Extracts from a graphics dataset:
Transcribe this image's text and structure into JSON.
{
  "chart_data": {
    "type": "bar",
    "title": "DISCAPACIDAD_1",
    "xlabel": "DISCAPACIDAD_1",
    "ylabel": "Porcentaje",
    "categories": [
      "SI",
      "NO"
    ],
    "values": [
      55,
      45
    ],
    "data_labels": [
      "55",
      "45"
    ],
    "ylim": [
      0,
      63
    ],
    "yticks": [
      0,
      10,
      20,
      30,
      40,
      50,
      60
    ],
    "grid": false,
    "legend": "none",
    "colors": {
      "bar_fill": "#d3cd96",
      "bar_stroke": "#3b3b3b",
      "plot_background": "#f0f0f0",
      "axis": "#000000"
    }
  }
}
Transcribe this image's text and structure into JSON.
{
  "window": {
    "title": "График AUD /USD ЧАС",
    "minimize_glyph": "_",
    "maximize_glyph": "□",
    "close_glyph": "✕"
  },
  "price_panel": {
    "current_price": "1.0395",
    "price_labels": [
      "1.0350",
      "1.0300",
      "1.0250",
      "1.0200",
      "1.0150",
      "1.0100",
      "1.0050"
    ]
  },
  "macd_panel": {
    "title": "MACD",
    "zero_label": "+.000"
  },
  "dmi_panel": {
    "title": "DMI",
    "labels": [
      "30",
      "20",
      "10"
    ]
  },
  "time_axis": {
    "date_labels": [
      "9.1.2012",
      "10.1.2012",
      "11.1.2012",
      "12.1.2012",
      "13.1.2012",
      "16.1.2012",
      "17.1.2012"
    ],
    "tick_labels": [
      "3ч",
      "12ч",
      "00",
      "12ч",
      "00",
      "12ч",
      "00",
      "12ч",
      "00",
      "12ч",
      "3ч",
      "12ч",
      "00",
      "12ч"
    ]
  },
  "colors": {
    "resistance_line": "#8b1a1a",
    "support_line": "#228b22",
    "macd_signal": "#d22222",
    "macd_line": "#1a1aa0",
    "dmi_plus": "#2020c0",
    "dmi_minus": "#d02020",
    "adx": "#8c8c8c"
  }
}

#### Work to complete
Copy all of the data exactly.

#### Task answer
Transcribe this image's text and structure into JSON.
{
  "chart_data": {
    "type": "bar",
    "title": "DISCAPACIDAD_1",
    "xlabel": "DISCAPACIDAD_1",
    "ylabel": "Porcentaje",
    "categories": [
      "SI",
      "NO"
    ],
    "values": [
      55,
      45
    ],
    "data_labels": [
      "55",
      "45"
    ],
    "ylim": [
      0,
      63
    ],
    "yticks": [
      0,
      10,
      20,
      30,
      40,
      50,
      60
    ],
    "grid": false,
    "legend": "none",
    "colors": {
      "bar_fill": "#d3cd96",
      "bar_stroke": "#3b3b3b",
      "plot_background": "#f0f0f0",
      "axis": "#000000"
    }
  }
}
Transcribe this image's text and structure into JSON.
{
  "window": {
    "title": "График AUD /USD ЧАС",
    "minimize_glyph": "_",
    "maximize_glyph": "□",
    "close_glyph": "✕"
  },
  "price_panel": {
    "current_price": "1.0395",
    "price_labels": [
      "1.0350",
      "1.0300",
      "1.0250",
      "1.0200",
      "1.0150",
      "1.0100",
      "1.0050"
    ]
  },
  "macd_panel": {
    "title": "MACD",
    "zero_label": "+.000"
  },
  "dmi_panel": {
    "title": "DMI",
    "labels": [
      "30",
      "20",
      "10"
    ]
  },
  "time_axis": {
    "date_labels": [
      "9.1.2012",
      "10.1.2012",
      "11.1.2012",
      "12.1.2012",
      "13.1.2012",
      "16.1.2012",
      "17.1.2012"
    ],
    "tick_labels": [
      "3ч",
      "12ч",
      "00",
      "12ч",
      "00",
      "12ч",
      "00",
      "12ч",
      "00",
      "12ч",
      "3ч",
      "12ч",
      "00",
      "12ч"
    ]
  },
  "colors": {
    "resistance_line": "#8b1a1a",
    "support_line": "#228b22",
    "macd_signal": "#d22222",
    "macd_line": "#1a1aa0",
    "dmi_plus": "#2020c0",
    "dmi_minus": "#d02020",
    "adx": "#8c8c8c"
  }
}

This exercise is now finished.